### [Exercise instructions]
Copy each line of the entries beneath that contains the word "Ratio".

### [Materials provided]
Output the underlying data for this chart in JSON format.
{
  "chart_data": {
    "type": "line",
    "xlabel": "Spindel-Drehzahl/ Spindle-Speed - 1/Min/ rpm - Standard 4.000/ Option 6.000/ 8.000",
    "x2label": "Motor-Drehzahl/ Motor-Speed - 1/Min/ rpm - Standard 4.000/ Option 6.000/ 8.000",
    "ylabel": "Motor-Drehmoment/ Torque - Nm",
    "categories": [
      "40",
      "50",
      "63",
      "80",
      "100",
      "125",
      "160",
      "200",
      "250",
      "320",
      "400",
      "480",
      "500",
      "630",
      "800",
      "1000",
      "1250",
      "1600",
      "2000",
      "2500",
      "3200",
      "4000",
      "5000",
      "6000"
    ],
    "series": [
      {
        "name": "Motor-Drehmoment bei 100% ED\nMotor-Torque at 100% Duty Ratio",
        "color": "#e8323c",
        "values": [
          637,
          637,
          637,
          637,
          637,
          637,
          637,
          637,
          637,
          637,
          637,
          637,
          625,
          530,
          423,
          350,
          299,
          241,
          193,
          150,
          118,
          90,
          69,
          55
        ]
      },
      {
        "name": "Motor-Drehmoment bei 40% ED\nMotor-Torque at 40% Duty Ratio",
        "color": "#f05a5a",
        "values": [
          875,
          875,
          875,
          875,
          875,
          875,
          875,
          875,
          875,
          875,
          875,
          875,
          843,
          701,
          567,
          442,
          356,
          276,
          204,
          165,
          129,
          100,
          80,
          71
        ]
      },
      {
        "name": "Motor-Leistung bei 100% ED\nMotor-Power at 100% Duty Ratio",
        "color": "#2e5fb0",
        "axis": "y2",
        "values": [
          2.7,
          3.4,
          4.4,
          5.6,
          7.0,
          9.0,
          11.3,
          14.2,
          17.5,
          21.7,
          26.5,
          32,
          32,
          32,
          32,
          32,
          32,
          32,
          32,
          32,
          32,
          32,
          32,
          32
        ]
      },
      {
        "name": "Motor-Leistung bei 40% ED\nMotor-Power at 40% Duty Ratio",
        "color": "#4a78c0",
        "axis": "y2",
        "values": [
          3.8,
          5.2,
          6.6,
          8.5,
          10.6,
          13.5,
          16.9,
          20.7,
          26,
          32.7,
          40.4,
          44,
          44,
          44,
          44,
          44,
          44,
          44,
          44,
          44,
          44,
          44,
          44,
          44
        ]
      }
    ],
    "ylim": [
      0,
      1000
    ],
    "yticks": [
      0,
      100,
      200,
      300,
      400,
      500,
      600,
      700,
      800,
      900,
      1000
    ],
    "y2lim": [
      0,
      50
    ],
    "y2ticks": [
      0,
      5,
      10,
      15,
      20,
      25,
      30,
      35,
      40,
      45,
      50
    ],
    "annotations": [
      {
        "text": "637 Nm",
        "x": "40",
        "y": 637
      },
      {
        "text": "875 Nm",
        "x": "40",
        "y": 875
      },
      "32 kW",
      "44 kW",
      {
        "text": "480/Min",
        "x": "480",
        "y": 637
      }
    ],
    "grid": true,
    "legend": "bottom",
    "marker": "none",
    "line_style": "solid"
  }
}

### [Answer to the task]
        "name": "Motor-Drehmoment bei 100% ED\nMotor-Torque at 100% Duty Ratio",
        "name": "Motor-Drehmoment bei 40% ED\nMotor-Torque at 40% Duty Ratio",
        "name": "Motor-Leistung bei 100% ED\nMotor-Power at 100% Duty Ratio",
        "name": "Motor-Leistung bei 40% ED\nMotor-Power at 40% Duty Ratio",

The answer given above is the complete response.